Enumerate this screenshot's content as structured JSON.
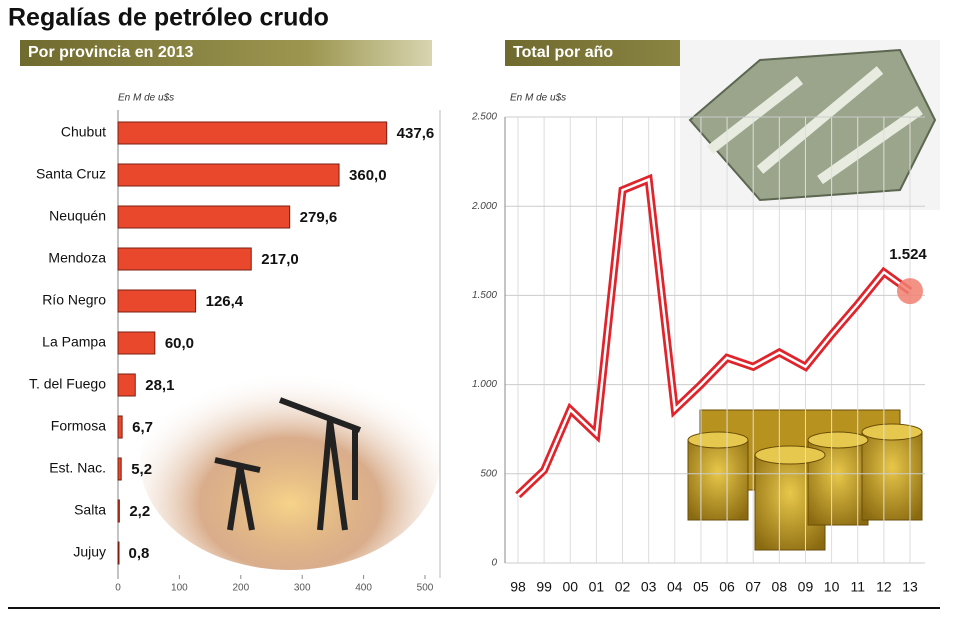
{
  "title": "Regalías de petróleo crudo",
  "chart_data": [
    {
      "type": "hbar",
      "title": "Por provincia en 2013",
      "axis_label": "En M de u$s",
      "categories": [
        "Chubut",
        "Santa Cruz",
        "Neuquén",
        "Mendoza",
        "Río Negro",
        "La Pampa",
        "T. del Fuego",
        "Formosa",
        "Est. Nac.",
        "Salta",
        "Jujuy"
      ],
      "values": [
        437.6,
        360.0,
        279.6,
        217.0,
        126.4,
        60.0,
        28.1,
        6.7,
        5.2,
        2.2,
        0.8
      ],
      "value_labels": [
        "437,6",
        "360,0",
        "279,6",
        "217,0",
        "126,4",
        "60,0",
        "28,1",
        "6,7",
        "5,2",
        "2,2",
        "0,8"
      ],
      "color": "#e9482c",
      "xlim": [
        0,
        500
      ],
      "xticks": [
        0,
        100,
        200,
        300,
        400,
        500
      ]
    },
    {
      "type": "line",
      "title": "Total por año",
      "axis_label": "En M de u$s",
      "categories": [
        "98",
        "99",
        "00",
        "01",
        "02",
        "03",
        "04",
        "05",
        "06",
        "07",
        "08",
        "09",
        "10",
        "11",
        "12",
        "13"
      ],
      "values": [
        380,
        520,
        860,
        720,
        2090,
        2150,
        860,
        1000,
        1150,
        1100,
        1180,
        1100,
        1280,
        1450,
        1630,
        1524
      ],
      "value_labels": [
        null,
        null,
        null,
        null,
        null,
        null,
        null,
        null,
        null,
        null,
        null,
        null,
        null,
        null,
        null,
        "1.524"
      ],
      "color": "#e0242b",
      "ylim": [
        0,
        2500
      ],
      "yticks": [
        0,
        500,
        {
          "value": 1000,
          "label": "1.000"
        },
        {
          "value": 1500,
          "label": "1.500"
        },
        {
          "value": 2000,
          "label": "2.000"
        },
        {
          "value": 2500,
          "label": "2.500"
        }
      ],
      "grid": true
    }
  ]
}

______

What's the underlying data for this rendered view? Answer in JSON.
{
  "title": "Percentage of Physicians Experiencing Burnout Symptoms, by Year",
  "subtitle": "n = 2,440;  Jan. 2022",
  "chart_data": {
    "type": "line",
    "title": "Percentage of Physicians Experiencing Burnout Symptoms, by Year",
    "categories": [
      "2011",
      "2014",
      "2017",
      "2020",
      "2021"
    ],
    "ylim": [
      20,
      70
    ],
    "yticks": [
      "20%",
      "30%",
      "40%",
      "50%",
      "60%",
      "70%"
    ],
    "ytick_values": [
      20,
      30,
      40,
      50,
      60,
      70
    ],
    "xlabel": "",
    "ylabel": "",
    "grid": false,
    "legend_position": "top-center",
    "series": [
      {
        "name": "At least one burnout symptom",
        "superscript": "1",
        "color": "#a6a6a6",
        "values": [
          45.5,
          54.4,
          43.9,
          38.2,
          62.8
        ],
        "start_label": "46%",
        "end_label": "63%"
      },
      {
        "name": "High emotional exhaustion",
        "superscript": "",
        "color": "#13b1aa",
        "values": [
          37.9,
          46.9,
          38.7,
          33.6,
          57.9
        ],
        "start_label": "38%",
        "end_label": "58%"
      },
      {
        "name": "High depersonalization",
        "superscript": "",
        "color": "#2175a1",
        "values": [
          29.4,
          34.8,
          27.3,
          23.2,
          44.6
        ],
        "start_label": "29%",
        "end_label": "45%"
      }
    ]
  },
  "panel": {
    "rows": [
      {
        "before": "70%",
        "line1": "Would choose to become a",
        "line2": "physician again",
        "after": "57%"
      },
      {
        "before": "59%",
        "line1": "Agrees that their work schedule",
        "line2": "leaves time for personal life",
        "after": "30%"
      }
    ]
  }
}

______

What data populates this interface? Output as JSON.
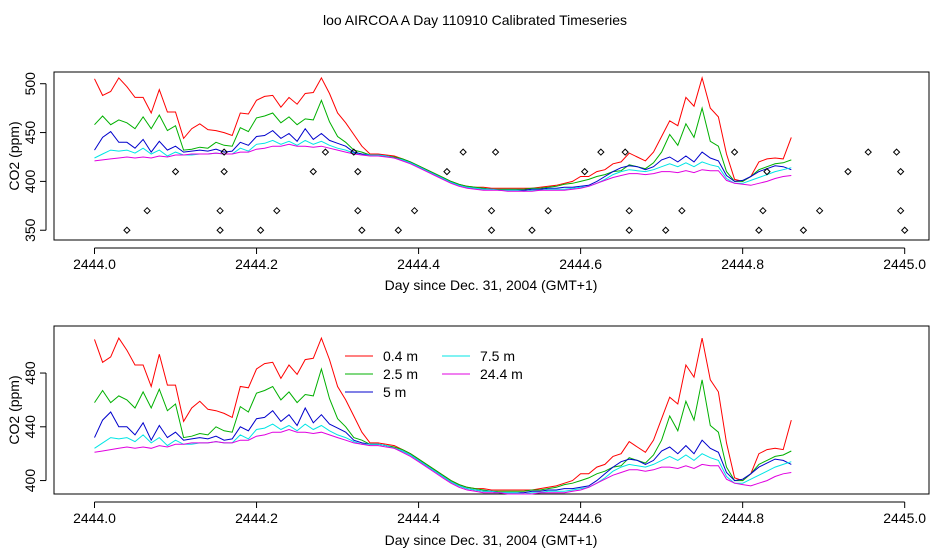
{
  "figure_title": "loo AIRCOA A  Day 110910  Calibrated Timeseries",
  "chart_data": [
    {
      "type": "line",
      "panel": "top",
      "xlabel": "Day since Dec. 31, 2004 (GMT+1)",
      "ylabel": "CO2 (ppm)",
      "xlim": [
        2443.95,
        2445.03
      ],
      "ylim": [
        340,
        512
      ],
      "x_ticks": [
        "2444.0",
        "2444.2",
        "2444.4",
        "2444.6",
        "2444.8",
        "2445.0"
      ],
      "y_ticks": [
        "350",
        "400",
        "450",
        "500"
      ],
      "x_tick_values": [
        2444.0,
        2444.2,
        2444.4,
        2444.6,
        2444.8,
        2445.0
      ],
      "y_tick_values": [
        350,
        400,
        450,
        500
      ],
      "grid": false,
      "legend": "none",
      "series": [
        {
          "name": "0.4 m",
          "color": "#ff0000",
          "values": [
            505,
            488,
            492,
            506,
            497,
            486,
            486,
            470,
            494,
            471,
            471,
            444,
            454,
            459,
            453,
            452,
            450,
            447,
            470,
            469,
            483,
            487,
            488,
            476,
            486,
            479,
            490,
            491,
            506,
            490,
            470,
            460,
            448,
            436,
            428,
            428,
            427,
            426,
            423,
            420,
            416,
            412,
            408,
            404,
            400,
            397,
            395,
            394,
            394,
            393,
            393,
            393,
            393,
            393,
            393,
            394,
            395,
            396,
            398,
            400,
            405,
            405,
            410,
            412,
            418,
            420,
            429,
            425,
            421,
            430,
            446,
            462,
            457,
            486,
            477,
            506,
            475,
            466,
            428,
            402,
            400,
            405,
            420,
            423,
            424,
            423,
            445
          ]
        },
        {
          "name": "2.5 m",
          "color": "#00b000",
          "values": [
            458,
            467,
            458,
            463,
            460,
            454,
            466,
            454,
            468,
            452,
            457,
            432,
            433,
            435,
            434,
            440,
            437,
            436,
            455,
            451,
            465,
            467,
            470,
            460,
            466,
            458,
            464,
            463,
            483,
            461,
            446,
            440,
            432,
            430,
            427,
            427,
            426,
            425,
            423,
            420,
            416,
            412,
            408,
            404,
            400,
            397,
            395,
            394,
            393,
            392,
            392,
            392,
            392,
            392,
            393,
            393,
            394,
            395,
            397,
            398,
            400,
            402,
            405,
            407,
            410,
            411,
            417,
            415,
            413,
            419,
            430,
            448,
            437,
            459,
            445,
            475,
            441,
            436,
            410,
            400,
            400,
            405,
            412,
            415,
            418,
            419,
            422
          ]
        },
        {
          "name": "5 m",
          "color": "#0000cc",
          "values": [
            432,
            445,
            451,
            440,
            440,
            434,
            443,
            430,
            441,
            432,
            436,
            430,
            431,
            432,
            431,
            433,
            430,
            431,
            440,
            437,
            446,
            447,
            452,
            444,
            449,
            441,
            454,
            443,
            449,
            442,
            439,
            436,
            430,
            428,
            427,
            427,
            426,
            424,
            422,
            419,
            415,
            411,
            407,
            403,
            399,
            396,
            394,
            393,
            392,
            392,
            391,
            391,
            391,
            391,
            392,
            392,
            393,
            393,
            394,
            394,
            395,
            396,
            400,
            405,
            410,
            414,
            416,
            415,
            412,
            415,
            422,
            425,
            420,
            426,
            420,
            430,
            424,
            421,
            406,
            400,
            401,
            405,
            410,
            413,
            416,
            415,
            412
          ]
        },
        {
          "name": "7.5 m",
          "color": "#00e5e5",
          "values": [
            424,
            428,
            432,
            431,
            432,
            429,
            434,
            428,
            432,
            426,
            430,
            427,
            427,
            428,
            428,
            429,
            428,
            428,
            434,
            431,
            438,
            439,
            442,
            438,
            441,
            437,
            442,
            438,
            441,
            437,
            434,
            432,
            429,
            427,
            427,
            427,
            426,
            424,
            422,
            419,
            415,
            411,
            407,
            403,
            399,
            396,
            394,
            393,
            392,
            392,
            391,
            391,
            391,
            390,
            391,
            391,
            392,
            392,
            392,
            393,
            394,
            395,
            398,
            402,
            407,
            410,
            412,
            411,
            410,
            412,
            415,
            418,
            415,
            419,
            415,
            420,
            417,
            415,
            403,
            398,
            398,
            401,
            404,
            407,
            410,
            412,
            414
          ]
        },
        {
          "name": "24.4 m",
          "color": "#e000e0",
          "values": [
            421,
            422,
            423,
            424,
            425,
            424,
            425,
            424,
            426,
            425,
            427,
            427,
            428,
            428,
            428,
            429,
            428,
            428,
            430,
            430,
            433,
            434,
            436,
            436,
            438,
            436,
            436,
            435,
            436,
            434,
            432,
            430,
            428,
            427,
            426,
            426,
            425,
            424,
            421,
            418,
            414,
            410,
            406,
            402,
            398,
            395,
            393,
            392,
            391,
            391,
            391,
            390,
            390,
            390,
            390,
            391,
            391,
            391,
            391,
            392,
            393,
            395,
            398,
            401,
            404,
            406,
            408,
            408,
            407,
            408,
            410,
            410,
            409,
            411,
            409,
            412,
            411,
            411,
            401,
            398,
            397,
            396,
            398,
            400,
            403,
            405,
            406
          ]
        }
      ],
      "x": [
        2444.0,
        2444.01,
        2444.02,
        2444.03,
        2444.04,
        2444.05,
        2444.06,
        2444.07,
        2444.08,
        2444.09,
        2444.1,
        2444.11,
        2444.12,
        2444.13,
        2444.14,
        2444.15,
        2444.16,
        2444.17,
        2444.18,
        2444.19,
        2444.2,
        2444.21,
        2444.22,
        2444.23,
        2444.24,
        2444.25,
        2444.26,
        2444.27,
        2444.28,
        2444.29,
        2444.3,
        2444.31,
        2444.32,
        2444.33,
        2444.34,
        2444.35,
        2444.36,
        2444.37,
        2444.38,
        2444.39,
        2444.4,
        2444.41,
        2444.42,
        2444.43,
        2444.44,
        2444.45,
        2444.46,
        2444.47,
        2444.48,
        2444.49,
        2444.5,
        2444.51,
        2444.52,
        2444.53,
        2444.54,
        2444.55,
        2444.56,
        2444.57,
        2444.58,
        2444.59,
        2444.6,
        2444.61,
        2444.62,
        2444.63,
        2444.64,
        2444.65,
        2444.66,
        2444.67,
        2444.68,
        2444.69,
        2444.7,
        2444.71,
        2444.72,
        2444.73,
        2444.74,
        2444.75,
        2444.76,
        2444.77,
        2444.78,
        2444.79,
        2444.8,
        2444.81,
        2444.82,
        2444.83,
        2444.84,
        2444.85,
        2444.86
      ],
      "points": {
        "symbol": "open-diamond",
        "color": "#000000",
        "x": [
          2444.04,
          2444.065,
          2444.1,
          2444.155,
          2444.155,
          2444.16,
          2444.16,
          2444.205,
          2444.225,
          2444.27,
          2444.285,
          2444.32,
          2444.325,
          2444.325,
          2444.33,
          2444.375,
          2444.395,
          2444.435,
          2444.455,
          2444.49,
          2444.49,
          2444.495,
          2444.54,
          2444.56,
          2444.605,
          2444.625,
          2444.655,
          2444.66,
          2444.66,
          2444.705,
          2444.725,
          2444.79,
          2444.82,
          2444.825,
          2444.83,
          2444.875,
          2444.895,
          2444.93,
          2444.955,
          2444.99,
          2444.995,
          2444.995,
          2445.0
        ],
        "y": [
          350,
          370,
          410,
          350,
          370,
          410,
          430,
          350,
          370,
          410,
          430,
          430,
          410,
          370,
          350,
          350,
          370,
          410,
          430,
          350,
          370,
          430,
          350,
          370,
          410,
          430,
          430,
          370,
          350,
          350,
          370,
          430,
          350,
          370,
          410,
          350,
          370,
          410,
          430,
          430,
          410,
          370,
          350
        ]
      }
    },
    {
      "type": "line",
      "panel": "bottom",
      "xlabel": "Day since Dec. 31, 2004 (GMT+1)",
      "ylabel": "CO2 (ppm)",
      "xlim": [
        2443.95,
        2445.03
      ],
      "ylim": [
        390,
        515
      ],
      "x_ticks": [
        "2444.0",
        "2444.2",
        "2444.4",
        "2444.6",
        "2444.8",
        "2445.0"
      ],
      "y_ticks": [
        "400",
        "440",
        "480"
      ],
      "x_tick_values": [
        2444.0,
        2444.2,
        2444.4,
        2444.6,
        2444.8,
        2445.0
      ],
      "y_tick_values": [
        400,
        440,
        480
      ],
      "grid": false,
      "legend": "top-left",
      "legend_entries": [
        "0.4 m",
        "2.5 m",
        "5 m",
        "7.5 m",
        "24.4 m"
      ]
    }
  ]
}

______

▶ **TASK TO CARRY OUT**:
Pull out the lines above in which the word "Percentage" appears.

▶ **COMPLETE RESPONSE**:
  "title": "Percentage of Physicians Experiencing Burnout Symptoms, by Year",
    "title": "Percentage of Physicians Experiencing Burnout Symptoms, by Year",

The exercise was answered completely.